%%

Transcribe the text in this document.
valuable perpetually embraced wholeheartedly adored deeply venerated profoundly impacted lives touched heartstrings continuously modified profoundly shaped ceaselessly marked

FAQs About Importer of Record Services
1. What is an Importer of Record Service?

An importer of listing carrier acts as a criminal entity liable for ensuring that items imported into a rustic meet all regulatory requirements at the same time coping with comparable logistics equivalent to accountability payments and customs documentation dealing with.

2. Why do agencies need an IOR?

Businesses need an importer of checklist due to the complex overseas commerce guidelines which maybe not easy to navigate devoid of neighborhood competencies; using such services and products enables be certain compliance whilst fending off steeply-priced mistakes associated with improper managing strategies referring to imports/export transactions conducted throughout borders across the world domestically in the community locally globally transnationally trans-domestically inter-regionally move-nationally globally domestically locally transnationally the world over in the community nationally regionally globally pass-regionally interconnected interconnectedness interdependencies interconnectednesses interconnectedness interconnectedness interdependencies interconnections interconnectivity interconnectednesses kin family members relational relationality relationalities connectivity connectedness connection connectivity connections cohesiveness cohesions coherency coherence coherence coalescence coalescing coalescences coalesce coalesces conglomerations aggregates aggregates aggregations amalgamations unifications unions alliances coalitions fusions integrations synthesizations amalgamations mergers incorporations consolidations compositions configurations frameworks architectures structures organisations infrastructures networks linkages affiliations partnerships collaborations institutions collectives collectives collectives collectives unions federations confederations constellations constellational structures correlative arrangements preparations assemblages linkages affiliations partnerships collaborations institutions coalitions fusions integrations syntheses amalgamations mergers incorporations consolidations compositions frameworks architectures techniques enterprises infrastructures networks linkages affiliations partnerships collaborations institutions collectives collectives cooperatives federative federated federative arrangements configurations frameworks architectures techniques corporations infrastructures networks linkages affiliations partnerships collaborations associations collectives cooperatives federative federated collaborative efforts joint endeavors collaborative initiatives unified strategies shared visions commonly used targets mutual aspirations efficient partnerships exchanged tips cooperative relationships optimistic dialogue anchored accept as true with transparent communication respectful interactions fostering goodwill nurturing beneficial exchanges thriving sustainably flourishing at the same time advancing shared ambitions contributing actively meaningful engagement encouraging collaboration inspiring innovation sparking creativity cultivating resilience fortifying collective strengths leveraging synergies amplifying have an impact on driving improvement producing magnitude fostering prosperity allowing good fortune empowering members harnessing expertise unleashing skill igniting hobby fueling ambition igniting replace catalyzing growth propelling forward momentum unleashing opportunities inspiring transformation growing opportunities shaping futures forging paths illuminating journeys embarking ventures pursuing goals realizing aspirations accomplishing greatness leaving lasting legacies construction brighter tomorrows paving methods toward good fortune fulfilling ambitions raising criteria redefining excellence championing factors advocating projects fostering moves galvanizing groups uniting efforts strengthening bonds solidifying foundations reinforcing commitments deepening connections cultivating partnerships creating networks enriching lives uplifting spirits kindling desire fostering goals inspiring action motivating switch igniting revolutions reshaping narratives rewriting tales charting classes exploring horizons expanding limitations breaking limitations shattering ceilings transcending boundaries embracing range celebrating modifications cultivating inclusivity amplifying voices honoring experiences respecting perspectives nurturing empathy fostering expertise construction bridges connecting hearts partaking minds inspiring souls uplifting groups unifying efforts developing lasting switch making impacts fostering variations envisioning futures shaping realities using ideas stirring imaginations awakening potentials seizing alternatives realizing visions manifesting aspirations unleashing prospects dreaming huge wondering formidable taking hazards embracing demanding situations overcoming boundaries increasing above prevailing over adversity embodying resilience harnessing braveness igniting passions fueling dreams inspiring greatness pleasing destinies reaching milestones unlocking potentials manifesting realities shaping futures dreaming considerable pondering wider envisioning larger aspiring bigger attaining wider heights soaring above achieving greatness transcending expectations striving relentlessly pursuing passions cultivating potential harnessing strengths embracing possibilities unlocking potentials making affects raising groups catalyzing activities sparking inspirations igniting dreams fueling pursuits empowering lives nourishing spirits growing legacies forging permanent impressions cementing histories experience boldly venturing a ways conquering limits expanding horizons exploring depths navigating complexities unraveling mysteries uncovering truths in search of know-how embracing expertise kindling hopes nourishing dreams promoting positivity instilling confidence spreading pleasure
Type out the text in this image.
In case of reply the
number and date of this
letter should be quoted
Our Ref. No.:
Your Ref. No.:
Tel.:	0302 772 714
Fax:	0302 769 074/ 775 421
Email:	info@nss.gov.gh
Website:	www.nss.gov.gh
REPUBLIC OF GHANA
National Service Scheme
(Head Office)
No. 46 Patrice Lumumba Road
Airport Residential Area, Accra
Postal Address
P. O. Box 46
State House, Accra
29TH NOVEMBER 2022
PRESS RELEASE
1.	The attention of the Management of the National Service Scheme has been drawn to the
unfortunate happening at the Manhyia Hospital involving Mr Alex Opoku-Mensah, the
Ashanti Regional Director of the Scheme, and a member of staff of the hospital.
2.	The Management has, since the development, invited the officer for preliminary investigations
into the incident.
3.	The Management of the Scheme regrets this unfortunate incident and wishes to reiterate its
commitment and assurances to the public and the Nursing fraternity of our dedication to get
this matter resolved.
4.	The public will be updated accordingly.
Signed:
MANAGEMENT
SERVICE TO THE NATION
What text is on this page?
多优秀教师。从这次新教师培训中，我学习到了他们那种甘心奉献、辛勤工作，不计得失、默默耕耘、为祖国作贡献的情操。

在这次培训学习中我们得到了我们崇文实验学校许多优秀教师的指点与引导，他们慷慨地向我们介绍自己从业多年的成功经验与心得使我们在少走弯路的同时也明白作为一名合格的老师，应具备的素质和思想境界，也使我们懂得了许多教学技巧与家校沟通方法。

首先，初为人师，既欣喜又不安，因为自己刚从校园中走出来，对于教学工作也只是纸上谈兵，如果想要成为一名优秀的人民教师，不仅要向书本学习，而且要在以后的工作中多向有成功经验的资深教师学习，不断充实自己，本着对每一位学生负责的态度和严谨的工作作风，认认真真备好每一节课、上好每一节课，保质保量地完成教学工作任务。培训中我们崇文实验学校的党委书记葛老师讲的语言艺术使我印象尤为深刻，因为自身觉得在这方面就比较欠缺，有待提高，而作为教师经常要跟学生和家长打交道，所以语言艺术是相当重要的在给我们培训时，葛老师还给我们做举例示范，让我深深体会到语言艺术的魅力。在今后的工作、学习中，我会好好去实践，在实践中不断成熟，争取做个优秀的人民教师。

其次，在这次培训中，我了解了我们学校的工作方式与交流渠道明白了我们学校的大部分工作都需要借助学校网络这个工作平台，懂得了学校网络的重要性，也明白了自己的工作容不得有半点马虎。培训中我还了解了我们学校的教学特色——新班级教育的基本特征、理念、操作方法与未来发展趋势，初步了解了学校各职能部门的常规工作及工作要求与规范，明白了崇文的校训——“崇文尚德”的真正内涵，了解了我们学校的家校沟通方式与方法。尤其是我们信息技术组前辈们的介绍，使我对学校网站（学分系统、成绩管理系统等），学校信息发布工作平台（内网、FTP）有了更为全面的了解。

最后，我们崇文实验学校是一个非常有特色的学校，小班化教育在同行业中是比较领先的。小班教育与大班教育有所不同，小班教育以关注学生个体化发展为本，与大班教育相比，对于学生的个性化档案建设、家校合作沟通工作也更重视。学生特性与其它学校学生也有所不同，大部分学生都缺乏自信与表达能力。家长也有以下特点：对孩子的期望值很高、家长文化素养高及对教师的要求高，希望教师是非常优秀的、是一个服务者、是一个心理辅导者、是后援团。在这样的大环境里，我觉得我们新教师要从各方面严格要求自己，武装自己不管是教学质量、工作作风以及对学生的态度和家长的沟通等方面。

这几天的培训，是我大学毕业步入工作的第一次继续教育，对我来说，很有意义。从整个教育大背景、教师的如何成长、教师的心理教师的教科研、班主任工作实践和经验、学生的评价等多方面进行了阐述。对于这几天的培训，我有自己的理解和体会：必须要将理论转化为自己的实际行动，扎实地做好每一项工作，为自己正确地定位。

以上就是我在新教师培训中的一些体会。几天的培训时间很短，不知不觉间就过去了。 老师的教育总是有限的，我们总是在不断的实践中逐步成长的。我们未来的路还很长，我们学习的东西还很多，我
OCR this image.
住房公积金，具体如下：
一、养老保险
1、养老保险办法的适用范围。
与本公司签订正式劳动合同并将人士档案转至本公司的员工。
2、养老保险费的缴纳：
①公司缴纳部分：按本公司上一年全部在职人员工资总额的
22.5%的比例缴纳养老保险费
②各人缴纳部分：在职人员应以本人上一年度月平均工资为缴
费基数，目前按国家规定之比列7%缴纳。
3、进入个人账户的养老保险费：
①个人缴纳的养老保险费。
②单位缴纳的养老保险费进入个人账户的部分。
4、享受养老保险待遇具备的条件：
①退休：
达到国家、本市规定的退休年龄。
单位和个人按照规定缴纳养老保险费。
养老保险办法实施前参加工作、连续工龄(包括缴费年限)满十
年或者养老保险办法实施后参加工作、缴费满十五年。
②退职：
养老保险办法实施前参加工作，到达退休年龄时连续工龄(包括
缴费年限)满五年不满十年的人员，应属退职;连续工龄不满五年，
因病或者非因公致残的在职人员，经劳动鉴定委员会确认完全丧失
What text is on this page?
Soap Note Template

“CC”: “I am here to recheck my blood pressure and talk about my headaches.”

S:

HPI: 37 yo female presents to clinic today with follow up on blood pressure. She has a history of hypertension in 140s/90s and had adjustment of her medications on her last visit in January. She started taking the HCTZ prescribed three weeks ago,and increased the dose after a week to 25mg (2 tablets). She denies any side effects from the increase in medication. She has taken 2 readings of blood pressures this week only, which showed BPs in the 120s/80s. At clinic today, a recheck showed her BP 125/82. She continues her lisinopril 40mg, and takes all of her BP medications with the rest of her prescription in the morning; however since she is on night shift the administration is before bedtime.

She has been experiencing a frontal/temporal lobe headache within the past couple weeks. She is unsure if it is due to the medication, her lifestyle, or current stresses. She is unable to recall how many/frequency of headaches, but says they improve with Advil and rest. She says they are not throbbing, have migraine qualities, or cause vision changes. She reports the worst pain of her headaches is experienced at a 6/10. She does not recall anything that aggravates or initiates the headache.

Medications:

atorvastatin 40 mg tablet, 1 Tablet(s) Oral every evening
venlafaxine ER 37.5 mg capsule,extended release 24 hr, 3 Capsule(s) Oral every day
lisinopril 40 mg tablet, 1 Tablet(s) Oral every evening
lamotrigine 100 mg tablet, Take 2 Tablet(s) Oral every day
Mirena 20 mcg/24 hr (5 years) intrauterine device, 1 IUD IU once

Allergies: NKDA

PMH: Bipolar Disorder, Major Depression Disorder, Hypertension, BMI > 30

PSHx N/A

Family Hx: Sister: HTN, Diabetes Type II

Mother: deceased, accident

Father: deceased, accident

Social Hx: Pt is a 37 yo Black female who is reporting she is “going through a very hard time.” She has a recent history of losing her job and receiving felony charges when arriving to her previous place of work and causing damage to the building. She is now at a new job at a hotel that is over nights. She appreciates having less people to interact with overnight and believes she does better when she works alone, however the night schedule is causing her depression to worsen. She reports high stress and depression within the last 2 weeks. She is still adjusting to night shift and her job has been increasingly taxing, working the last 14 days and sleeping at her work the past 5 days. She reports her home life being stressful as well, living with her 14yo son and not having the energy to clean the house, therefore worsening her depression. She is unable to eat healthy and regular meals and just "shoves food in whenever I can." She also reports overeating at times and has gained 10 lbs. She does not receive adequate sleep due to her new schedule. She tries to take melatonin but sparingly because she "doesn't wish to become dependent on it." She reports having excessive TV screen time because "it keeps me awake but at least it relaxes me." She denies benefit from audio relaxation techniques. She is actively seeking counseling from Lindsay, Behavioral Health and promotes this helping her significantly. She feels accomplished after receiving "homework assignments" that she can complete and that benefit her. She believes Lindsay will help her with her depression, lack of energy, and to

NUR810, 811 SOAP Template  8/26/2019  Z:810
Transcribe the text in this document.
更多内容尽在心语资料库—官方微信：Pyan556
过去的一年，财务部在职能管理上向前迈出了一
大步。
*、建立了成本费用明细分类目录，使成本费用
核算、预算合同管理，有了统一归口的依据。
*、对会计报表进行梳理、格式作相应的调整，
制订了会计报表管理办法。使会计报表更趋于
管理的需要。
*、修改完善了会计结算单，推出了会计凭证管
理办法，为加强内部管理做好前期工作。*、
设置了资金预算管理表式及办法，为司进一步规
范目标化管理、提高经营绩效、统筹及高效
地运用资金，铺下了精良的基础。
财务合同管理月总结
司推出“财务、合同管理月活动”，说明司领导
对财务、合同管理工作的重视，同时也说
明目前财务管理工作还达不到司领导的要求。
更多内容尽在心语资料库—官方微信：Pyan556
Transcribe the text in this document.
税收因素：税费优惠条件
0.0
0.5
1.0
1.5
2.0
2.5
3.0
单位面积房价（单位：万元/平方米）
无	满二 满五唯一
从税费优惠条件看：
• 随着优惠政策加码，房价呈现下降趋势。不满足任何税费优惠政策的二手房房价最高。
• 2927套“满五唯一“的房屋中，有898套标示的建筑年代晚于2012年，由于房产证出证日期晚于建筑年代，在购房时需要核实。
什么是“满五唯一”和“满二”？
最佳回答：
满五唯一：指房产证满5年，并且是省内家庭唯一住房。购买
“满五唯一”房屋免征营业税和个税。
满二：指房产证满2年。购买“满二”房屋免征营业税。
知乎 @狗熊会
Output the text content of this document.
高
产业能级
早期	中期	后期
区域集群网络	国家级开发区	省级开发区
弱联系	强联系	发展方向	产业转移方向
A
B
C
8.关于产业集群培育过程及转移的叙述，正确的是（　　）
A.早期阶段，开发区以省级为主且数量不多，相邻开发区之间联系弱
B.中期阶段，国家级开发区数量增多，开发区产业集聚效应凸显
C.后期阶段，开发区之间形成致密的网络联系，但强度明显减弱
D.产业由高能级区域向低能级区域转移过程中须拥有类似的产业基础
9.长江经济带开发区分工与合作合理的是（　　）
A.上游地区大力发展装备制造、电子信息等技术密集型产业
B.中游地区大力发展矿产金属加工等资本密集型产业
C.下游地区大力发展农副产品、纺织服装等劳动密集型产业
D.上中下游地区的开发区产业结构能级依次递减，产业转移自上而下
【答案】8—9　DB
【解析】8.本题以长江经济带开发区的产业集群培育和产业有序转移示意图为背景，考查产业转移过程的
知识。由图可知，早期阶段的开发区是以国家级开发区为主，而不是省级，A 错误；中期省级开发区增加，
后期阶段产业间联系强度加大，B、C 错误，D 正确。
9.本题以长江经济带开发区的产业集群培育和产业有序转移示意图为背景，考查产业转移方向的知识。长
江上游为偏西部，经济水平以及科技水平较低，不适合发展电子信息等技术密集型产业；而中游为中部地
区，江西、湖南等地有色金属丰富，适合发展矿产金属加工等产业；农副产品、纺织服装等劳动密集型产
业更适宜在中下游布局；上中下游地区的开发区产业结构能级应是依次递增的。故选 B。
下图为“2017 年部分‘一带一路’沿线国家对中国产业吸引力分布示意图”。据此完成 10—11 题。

%%

» DIRECTIONS FOR THIS TASK: Show each line of the listing that holds the string "pressure".

» ANSWER FOR THE TASK:
“CC”: “I am here to recheck my blood pressure and talk about my headaches.”
HPI: 37 yo female presents to clinic today with follow up on blood pressure. She has a history of hypertension in 140s/90s and had adjustment of her medications on her last visit in January. She started taking the HCTZ prescribed three weeks ago,and increased the dose after a week to 25mg (2 tablets). She denies any side effects from the increase in medication. She has taken 2 readings of blood pressures this week only, which showed BPs in the 120s/80s. At clinic today, a recheck showed her BP 125/82. She continues her lisinopril 40mg, and takes all of her BP medications with the rest of her prescription in the morning; however since she is on night shift the administration is before bedtime.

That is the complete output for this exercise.